• Task goal: Exactly as they appear, output all of the entries.

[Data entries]

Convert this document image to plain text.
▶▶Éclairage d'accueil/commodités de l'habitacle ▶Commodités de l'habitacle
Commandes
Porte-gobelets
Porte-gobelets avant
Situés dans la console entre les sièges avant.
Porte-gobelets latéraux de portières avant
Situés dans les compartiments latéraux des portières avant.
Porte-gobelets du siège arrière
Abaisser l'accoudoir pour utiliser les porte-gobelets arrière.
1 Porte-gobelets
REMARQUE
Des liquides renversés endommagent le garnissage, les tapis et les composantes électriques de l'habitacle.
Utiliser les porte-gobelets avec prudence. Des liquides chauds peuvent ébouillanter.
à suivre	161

• Full answer:
Convert this document image to plain text.
▶▶Éclairage d'accueil/commodités de l'habitacle ▶Commodités de l'habitacle
Commandes
Porte-gobelets
Porte-gobelets avant
Situés dans la console entre les sièges avant.
Porte-gobelets latéraux de portières avant
Situés dans les compartiments latéraux des portières avant.
Porte-gobelets du siège arrière
Abaisser l'accoudoir pour utiliser les porte-gobelets arrière.
1 Porte-gobelets
REMARQUE
Des liquides renversés endommagent le garnissage, les tapis et les composantes électriques de l'habitacle.
Utiliser les porte-gobelets avec prudence. Des liquides chauds peuvent ébouillanter.
à suivre	161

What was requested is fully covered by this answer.